Print all of the entries exactly, minus the pictures.

[Start of Data in this exercise]

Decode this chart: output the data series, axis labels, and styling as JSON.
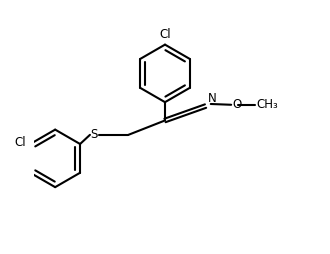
{
  "background_color": "#ffffff",
  "line_color": "#000000",
  "line_width": 1.5,
  "font_size": 8.5,
  "figsize": [
    3.3,
    2.54
  ],
  "dpi": 100,
  "xlim": [
    -4.5,
    5.5
  ],
  "ylim": [
    -4.0,
    5.5
  ]
}
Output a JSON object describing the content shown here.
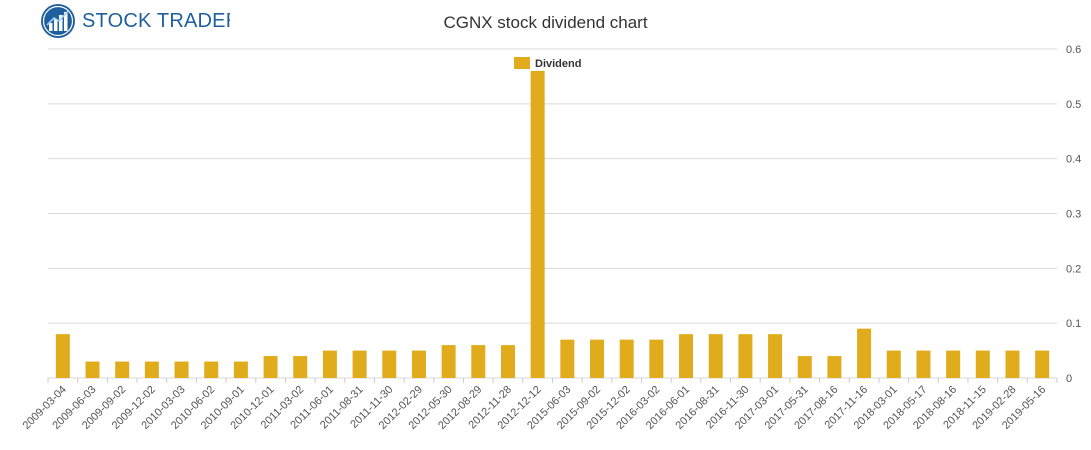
{
  "logo": {
    "text": "STOCK TRADERS"
  },
  "colors": {
    "bar": "#e0ac1c",
    "grid": "#d9d9d9",
    "brand": "#1f5f9e"
  },
  "chart_data": {
    "type": "bar",
    "title": "CGNX stock dividend chart",
    "legend": {
      "entries": [
        "Dividend"
      ],
      "placement": "top-center"
    },
    "ylim": [
      0,
      0.6
    ],
    "y_ticks": [
      0,
      0.1,
      0.2,
      0.3,
      0.4,
      0.5,
      0.6
    ],
    "y_tick_labels": [
      "0",
      "0.1",
      "0.2",
      "0.3",
      "0.4",
      "0.5",
      "0.6"
    ],
    "y_axis_side": "right",
    "grid": true,
    "categories": [
      "2009-03-04",
      "2009-06-03",
      "2009-09-02",
      "2009-12-02",
      "2010-03-03",
      "2010-06-02",
      "2010-09-01",
      "2010-12-01",
      "2011-03-02",
      "2011-06-01",
      "2011-08-31",
      "2011-11-30",
      "2012-02-29",
      "2012-05-30",
      "2012-08-29",
      "2012-11-28",
      "2012-12-12",
      "2015-06-03",
      "2015-09-02",
      "2015-12-02",
      "2016-03-02",
      "2016-06-01",
      "2016-08-31",
      "2016-11-30",
      "2017-03-01",
      "2017-05-31",
      "2017-08-16",
      "2017-11-16",
      "2018-03-01",
      "2018-05-17",
      "2018-08-16",
      "2018-11-15",
      "2019-02-28",
      "2019-05-16"
    ],
    "series": [
      {
        "name": "Dividend",
        "values": [
          0.08,
          0.03,
          0.03,
          0.03,
          0.03,
          0.03,
          0.03,
          0.04,
          0.04,
          0.05,
          0.05,
          0.05,
          0.05,
          0.06,
          0.06,
          0.06,
          0.56,
          0.07,
          0.07,
          0.07,
          0.07,
          0.08,
          0.08,
          0.08,
          0.08,
          0.04,
          0.04,
          0.09,
          0.05,
          0.05,
          0.05,
          0.05,
          0.05,
          0.05
        ]
      }
    ]
  }
}
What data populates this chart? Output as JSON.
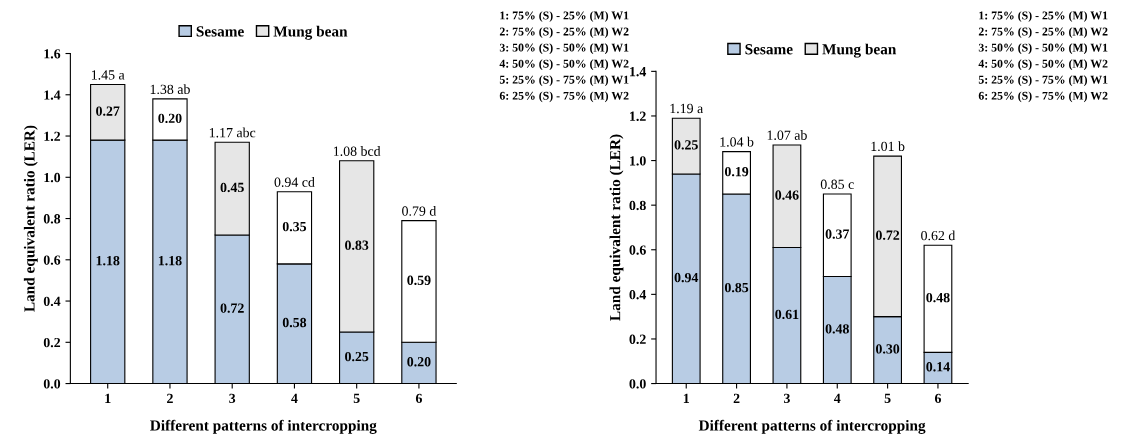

[End of Data in this exercise]

Full answer
Decode this chart: output the data series, axis labels, and styling as JSON.
{
  "background_color": "#ffffff",
  "line_color": "#000000",
  "line_width": 1.5,
  "font_size": 8.5,
  "figsize": [
    3.3,
    2.54
  ],
  "dpi": 100,
  "xlim": [
    -4.5,
    5.5
  ],
  "ylim": [
    -4.0,
    5.5
  ]
}
Output a JSON object describing the content shown here.
{
  "logo": {
    "text": "STOCK TRADERS"
  },
  "colors": {
    "bar": "#e0ac1c",
    "grid": "#d9d9d9",
    "brand": "#1f5f9e"
  },
  "chart_data": {
    "type": "bar",
    "title": "CGNX stock dividend chart",
    "legend": {
      "entries": [
        "Dividend"
      ],
      "placement": "top-center"
    },
    "ylim": [
      0,
      0.6
    ],
    "y_ticks": [
      0,
      0.1,
      0.2,
      0.3,
      0.4,
      0.5,
      0.6
    ],
    "y_tick_labels": [
      "0",
      "0.1",
      "0.2",
      "0.3",
      "0.4",
      "0.5",
      "0.6"
    ],
    "y_axis_side": "right",
    "grid": true,
    "categories": [
      "2009-03-04",
      "2009-06-03",
      "2009-09-02",
      "2009-12-02",
      "2010-03-03",
      "2010-06-02",
      "2010-09-01",
      "2010-12-01",
      "2011-03-02",
      "2011-06-01",
      "2011-08-31",
      "2011-11-30",
      "2012-02-29",
      "2012-05-30",
      "2012-08-29",
      "2012-11-28",
      "2012-12-12",
      "2015-06-03",
      "2015-09-02",
      "2015-12-02",
      "2016-03-02",
      "2016-06-01",
      "2016-08-31",
      "2016-11-30",
      "2017-03-01",
      "2017-05-31",
      "2017-08-16",
      "2017-11-16",
      "2018-03-01",
      "2018-05-17",
      "2018-08-16",
      "2018-11-15",
      "2019-02-28",
      "2019-05-16"
    ],
    "series": [
      {
        "name": "Dividend",
        "values": [
          0.08,
          0.03,
          0.03,
          0.03,
          0.03,
          0.03,
          0.03,
          0.04,
          0.04,
          0.05,
          0.05,
          0.05,
          0.05,
          0.06,
          0.06,
          0.06,
          0.56,
          0.07,
          0.07,
          0.07,
          0.07,
          0.08,
          0.08,
          0.08,
          0.08,
          0.04,
          0.04,
          0.09,
          0.05,
          0.05,
          0.05,
          0.05,
          0.05,
          0.05
        ]
      }
    ]
  }
}
What data populates this chart? Output as JSON.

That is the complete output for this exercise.